▶ [EXERCISE AIM]:
Update the listing below by replacing each occurrence of "#KINGSTON" with "#TORONTO" and leaving everything else unchanged. Omit the pictures from your answer.

[begin MATERIAL FOR THIS TASK]

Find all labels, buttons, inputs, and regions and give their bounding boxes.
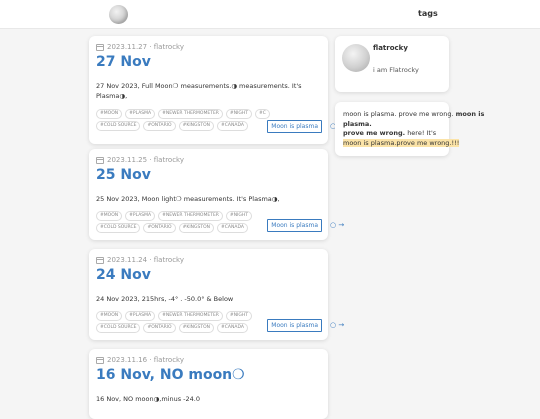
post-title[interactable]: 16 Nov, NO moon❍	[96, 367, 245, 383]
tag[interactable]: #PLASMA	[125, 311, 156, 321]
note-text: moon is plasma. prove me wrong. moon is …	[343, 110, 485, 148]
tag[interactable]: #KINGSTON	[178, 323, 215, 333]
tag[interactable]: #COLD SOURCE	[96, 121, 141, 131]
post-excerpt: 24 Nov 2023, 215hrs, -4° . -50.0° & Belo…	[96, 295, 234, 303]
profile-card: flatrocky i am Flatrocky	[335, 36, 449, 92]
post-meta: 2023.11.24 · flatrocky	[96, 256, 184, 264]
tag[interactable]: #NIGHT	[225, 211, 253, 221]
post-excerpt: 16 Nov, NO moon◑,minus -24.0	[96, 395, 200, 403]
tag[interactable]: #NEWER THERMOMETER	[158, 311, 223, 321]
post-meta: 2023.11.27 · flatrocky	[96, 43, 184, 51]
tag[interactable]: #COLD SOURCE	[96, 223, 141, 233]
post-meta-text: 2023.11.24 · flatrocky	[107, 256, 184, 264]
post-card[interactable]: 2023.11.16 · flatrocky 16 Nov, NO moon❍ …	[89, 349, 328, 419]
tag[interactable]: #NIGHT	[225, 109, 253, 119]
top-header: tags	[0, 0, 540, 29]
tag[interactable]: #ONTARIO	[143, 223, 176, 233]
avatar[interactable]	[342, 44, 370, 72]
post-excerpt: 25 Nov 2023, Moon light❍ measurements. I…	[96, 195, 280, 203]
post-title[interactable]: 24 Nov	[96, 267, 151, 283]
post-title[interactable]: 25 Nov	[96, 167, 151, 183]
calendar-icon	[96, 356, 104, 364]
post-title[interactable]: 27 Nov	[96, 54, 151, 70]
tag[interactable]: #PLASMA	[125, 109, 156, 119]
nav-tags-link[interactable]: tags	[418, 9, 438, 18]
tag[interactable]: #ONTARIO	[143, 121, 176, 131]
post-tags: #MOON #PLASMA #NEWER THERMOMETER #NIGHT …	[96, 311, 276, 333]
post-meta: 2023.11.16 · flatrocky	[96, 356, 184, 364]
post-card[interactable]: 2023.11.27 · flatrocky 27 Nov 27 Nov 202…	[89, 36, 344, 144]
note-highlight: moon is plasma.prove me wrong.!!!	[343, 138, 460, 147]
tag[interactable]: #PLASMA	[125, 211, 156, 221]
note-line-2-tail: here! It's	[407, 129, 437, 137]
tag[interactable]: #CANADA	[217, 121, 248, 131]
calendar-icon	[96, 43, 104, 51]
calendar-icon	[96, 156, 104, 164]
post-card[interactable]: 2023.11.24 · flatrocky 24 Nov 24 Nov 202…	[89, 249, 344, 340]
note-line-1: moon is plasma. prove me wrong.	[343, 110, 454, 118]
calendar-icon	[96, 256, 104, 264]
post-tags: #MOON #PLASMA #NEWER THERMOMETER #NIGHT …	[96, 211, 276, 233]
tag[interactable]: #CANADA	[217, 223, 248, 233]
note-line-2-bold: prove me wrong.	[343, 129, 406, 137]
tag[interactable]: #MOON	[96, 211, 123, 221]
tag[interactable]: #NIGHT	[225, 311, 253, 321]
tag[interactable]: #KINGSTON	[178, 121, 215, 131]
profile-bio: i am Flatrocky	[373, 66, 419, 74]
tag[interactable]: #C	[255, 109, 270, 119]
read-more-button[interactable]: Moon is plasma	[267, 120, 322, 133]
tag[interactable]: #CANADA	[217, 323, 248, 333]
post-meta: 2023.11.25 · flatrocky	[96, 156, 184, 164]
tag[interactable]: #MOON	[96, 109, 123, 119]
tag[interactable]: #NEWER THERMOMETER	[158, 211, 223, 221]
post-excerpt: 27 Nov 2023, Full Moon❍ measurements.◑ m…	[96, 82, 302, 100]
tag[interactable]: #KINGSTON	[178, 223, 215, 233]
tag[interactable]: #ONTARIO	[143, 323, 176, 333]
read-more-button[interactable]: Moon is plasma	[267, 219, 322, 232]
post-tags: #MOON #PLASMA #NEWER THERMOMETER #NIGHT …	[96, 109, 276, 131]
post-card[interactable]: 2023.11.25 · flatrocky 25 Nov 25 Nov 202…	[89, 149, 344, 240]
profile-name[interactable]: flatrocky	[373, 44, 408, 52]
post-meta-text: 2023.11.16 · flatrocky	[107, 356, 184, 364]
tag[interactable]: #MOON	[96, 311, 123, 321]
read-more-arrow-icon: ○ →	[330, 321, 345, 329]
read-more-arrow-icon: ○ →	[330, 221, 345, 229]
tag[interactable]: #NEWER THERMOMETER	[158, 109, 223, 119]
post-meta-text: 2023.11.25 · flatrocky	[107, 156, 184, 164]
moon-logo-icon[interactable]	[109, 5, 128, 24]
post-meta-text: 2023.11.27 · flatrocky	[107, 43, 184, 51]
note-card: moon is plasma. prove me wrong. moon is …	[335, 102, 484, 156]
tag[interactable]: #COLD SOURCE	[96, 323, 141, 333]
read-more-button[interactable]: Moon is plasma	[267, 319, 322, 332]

[end MATERIAL FOR THIS TASK]

▶ [FULL SOLUTION]:
Find all labels, buttons, inputs, and regions and give their bounding boxes.
post-title[interactable]: 16 Nov, NO moon❍	[96, 367, 245, 383]
tag[interactable]: #PLASMA	[125, 311, 156, 321]
note-text: moon is plasma. prove me wrong. moon is …	[343, 110, 485, 148]
tag[interactable]: #TORONTO	[178, 323, 215, 333]
tag[interactable]: #COLD SOURCE	[96, 121, 141, 131]
post-excerpt: 24 Nov 2023, 215hrs, -4° . -50.0° & Belo…	[96, 295, 234, 303]
profile-card: flatrocky i am Flatrocky	[335, 36, 449, 92]
post-meta: 2023.11.24 · flatrocky	[96, 256, 184, 264]
tag[interactable]: #NIGHT	[225, 211, 253, 221]
post-excerpt: 16 Nov, NO moon◑,minus -24.0	[96, 395, 200, 403]
tag[interactable]: #NEWER THERMOMETER	[158, 311, 223, 321]
post-meta: 2023.11.27 · flatrocky	[96, 43, 184, 51]
tag[interactable]: #COLD SOURCE	[96, 223, 141, 233]
post-meta-text: 2023.11.24 · flatrocky	[107, 256, 184, 264]
post-card[interactable]: 2023.11.16 · flatrocky 16 Nov, NO moon❍ …	[89, 349, 328, 419]
tag[interactable]: #NIGHT	[225, 109, 253, 119]
top-header: tags	[0, 0, 540, 29]
tag[interactable]: #ONTARIO	[143, 223, 176, 233]
avatar[interactable]	[342, 44, 370, 72]
post-excerpt: 25 Nov 2023, Moon light❍ measurements. I…	[96, 195, 280, 203]
post-title[interactable]: 24 Nov	[96, 267, 151, 283]
post-title[interactable]: 25 Nov	[96, 167, 151, 183]
calendar-icon	[96, 356, 104, 364]
post-title[interactable]: 27 Nov	[96, 54, 151, 70]
tag[interactable]: #PLASMA	[125, 109, 156, 119]
nav-tags-link[interactable]: tags	[418, 9, 438, 18]
tag[interactable]: #ONTARIO	[143, 121, 176, 131]
post-tags: #MOON #PLASMA #NEWER THERMOMETER #NIGHT …	[96, 311, 276, 333]
post-meta: 2023.11.16 · flatrocky	[96, 356, 184, 364]
post-card[interactable]: 2023.11.27 · flatrocky 27 Nov 27 Nov 202…	[89, 36, 344, 144]
note-highlight: moon is plasma.prove me wrong.!!!	[343, 138, 460, 147]
tag[interactable]: #PLASMA	[125, 211, 156, 221]
note-line-2-tail: here! It's	[407, 129, 437, 137]
tag[interactable]: #CANADA	[217, 121, 248, 131]
calendar-icon	[96, 43, 104, 51]
calendar-icon	[96, 156, 104, 164]
post-card[interactable]: 2023.11.24 · flatrocky 24 Nov 24 Nov 202…	[89, 249, 344, 340]
note-line-1: moon is plasma. prove me wrong.	[343, 110, 454, 118]
calendar-icon	[96, 256, 104, 264]
post-tags: #MOON #PLASMA #NEWER THERMOMETER #NIGHT …	[96, 211, 276, 233]
tag[interactable]: #CANADA	[217, 223, 248, 233]
note-line-2-bold: prove me wrong.	[343, 129, 406, 137]
tag[interactable]: #MOON	[96, 211, 123, 221]
tag[interactable]: #NIGHT	[225, 311, 253, 321]
tag[interactable]: #TORONTO	[178, 121, 215, 131]
profile-bio: i am Flatrocky	[373, 66, 419, 74]
tag[interactable]: #C	[255, 109, 270, 119]
read-more-button[interactable]: Moon is plasma	[267, 120, 322, 133]
tag[interactable]: #CANADA	[217, 323, 248, 333]
post-meta: 2023.11.25 · flatrocky	[96, 156, 184, 164]
tag[interactable]: #MOON	[96, 109, 123, 119]
tag[interactable]: #NEWER THERMOMETER	[158, 211, 223, 221]
post-excerpt: 27 Nov 2023, Full Moon❍ measurements.◑ m…	[96, 82, 302, 100]
tag[interactable]: #TORONTO	[178, 223, 215, 233]
tag[interactable]: #ONTARIO	[143, 323, 176, 333]
read-more-button[interactable]: Moon is plasma	[267, 219, 322, 232]
post-tags: #MOON #PLASMA #NEWER THERMOMETER #NIGHT …	[96, 109, 276, 131]
post-card[interactable]: 2023.11.25 · flatrocky 25 Nov 25 Nov 202…	[89, 149, 344, 240]
profile-name[interactable]: flatrocky	[373, 44, 408, 52]
post-meta-text: 2023.11.16 · flatrocky	[107, 356, 184, 364]
tag[interactable]: #MOON	[96, 311, 123, 321]
read-more-arrow-icon: ○ →	[330, 321, 345, 329]
read-more-arrow-icon: ○ →	[330, 221, 345, 229]
tag[interactable]: #NEWER THERMOMETER	[158, 109, 223, 119]
post-meta-text: 2023.11.25 · flatrocky	[107, 156, 184, 164]
moon-logo-icon[interactable]	[109, 5, 128, 24]
post-meta-text: 2023.11.27 · flatrocky	[107, 43, 184, 51]
note-card: moon is plasma. prove me wrong. moon is …	[335, 102, 484, 156]
tag[interactable]: #COLD SOURCE	[96, 323, 141, 333]
read-more-button[interactable]: Moon is plasma	[267, 319, 322, 332]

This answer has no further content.